[EXCERPTED TEXT]

The population-based, retrospective, case-control study found a 4- to 6-fold increased risk for GI bleeds among patients who took warfarin or clopidogrel with ASA or NSAIDs.
"Drug combinations involving antiplatelets and anticoagulants are associated with a high risk of GI bleeding beyond that associated with each drug used alone. Physicians should be aware of these risks to better assess their patients' therapeutic risk/benefit profiles," the authors write.
Conducted by James Brophy, MD, PhD, and colleagues, from McGill University Health Centre, in Montreal, Quebec, the study is published online August 14 in the Canadian Medical Association Journal.
To assess whether coprescribing these drugs or prescribing them with other medications such as NSAIDs increases the risk of GI bleeding, investigators used records from more than 400 general practices included in the United Kingdom General Practice Research Database from 2000 to 2005. They identified 4028 patients over the age of 18 years presenting with their first-ever diagnosis of GI bleeding. These subjects were then matched with 40,171 controls from the same database.
To facilitate a full assessment of patient comorbidity and lifestyle information, all patients had to have medical records with at least 3 years of data recorded before their first GI bleed.
For the purposes of the study, current drug exposure was defined as a prescription in the 90 days before diagnosis of the first GI bleed.

[STUDY QUESTIONS]
a. From the first sentence of the GI bleeding study text, list each drug or drug group that patients took.
b. Translate this sentence from the GI bleeding study text into Spanish: "For the purposes of the study, current drug exposure was defined as a prescription in the 90 days before diagnosis of the first GI bleed."
c. Return the passage of the GI bleeding study text between "To facilitate a" and "the first GI bleed.", inclusive, with no changes.

[DATASET]
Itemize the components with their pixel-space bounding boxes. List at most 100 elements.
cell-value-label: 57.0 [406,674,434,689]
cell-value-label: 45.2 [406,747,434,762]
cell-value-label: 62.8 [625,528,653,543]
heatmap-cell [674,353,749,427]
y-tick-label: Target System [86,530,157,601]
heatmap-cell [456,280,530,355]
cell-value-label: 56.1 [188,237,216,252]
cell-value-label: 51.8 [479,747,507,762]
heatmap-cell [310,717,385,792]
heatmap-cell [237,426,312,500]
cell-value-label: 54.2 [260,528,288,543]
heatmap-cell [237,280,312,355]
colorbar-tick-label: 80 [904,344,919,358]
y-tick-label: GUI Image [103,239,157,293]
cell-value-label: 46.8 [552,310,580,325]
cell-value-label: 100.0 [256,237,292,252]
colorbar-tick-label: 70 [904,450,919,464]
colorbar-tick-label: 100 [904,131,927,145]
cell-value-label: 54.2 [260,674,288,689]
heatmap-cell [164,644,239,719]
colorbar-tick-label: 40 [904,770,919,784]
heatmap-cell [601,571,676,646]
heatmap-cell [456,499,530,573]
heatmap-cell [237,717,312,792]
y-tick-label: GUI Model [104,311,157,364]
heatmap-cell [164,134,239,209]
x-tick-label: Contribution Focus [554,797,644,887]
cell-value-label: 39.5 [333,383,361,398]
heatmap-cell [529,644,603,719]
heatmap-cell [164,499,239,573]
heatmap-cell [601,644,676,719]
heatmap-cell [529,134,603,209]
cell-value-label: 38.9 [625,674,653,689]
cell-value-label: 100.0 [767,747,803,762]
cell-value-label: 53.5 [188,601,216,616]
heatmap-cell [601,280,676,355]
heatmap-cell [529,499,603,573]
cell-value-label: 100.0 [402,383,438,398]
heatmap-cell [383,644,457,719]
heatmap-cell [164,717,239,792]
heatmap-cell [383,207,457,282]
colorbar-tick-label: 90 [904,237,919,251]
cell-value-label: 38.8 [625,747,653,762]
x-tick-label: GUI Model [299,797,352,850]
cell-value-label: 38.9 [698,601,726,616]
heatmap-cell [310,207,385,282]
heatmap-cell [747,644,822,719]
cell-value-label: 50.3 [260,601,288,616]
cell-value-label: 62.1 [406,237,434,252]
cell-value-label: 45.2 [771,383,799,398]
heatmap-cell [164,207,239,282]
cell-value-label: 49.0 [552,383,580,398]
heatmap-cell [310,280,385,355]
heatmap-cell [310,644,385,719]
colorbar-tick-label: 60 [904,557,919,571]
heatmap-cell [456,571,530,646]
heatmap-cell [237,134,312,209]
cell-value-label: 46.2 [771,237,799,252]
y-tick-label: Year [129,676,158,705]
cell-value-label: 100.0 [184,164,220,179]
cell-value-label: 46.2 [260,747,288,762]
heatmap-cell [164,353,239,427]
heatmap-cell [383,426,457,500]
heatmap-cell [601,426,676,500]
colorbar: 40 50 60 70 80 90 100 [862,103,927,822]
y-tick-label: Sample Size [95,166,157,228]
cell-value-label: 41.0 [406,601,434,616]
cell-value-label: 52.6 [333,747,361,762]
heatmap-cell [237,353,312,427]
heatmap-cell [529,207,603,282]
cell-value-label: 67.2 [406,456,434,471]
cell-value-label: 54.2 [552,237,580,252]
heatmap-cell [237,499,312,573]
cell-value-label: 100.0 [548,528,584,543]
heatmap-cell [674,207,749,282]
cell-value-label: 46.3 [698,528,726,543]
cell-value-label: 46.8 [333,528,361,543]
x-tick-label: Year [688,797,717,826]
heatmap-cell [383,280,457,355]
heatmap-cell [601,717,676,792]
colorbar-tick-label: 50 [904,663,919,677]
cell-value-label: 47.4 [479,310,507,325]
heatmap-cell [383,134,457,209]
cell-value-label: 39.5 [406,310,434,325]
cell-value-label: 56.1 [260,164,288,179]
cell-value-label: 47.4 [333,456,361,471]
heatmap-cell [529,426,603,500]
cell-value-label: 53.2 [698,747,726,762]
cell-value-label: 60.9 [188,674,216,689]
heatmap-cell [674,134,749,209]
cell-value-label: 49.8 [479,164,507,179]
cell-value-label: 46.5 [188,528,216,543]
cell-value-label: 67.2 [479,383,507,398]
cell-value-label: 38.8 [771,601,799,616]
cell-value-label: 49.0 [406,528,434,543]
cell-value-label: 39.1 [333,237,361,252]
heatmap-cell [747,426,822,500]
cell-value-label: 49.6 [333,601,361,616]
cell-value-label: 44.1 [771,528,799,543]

[LIST OF SOLUTIONS]
a. warfarin, clopidogrel, ASA, NSAIDs

b. A efectos del estudio, la exposición actual a fármacos se definió como una prescripción en los 90 días anteriores al diagnóstico de la primera hemorragia GI.

c.
To facilitate a full assessment of patient comorbidity and lifestyle information, all patients had to have medical records with at least 3 years of data recorded before their first GI bleed.
For the purposes of the study, current drug exposure was defined as a prescription in the 90 days before diagnosis of the first GI bleed.